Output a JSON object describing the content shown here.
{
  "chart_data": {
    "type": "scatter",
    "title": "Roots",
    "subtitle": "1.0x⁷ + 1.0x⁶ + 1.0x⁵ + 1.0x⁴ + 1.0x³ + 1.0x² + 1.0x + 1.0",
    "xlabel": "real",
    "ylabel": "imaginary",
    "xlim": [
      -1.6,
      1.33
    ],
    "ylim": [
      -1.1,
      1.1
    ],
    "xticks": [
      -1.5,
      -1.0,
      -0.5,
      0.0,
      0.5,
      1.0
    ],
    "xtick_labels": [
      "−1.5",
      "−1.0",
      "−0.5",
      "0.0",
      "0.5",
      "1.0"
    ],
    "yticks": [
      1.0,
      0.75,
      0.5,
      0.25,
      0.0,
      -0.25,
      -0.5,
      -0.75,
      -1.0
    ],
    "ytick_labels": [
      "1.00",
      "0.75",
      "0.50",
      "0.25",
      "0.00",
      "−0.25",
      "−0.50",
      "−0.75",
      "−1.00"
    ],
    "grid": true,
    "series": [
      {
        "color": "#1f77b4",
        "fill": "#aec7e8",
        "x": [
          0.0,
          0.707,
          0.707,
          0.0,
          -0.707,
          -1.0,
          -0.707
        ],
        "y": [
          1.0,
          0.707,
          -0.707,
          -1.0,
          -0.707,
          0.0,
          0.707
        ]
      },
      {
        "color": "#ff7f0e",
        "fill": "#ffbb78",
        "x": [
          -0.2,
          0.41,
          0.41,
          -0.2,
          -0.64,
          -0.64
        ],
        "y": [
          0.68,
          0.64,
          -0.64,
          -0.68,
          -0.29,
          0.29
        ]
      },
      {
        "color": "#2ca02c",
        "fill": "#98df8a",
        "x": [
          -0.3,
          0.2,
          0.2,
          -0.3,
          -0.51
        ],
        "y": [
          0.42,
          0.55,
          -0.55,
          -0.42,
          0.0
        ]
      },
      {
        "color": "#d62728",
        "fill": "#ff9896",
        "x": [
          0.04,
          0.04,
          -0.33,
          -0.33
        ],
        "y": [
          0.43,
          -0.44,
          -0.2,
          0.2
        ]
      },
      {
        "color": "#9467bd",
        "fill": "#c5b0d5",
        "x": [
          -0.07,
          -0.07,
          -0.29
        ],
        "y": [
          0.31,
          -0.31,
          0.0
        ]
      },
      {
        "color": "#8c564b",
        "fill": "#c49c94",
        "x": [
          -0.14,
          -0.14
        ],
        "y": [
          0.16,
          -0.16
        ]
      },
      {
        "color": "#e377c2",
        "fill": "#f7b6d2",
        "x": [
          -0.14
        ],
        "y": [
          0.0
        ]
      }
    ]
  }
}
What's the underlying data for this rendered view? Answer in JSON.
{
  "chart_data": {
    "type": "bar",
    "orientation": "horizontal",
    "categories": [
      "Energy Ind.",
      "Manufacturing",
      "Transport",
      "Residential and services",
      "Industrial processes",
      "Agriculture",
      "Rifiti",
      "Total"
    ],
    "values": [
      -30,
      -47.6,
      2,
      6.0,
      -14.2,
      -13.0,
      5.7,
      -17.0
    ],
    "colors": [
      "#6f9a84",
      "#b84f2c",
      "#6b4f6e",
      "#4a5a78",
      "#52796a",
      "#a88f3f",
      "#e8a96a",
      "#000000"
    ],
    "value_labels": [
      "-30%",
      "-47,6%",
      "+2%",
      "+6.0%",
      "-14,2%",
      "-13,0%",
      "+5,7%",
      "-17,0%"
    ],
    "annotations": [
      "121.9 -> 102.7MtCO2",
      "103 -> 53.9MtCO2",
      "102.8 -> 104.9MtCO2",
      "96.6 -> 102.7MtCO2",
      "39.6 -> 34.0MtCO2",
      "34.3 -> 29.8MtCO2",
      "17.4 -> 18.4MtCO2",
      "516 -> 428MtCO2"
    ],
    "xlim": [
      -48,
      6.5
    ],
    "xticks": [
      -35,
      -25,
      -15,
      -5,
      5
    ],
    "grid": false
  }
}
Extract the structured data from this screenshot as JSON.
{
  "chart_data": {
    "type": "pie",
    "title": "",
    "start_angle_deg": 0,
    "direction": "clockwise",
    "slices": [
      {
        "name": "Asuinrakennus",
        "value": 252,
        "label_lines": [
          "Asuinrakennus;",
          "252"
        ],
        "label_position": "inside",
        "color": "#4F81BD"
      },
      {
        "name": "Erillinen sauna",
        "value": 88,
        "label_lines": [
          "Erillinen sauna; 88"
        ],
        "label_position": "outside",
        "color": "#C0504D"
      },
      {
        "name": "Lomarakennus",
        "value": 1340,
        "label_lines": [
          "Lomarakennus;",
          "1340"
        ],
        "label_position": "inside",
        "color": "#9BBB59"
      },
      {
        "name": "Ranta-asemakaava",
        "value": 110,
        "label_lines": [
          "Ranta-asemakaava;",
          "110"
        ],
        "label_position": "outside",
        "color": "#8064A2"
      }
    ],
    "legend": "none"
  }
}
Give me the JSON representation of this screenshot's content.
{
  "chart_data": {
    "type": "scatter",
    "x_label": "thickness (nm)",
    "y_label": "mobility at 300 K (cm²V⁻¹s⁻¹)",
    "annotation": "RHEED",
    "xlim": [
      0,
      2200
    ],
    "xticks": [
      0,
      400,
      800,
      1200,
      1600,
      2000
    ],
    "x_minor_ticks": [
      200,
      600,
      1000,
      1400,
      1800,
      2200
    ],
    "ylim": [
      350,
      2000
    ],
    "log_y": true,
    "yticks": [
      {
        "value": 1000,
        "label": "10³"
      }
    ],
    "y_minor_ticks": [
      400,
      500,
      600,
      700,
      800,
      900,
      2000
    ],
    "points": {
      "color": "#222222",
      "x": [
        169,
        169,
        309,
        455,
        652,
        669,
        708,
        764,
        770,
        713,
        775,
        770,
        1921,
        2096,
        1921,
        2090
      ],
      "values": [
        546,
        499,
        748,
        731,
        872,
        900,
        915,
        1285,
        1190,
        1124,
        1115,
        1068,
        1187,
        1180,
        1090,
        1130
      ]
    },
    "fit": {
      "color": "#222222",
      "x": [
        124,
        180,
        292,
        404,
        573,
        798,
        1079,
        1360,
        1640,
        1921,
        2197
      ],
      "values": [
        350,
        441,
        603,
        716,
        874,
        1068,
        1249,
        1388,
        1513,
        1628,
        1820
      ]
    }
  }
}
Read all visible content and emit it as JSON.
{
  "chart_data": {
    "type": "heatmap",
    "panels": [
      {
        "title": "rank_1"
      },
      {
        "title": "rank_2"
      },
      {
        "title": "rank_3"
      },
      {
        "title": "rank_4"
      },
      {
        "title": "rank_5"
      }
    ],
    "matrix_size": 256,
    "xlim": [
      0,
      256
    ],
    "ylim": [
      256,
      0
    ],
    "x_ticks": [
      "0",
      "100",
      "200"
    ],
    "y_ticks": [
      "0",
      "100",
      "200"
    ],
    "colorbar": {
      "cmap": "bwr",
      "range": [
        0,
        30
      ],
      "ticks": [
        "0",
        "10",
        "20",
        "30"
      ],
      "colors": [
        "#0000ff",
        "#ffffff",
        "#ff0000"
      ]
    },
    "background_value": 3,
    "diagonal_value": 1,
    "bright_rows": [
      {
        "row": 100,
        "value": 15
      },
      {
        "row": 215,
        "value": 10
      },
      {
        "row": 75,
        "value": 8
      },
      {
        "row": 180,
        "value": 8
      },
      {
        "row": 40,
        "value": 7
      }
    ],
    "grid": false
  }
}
..........
> **What to produce**: Copy each line in the data that holds the word "Asuinrakennus".

> **Finished task**:
        "name": "Asuinrakennus",
          "Asuinrakennus;",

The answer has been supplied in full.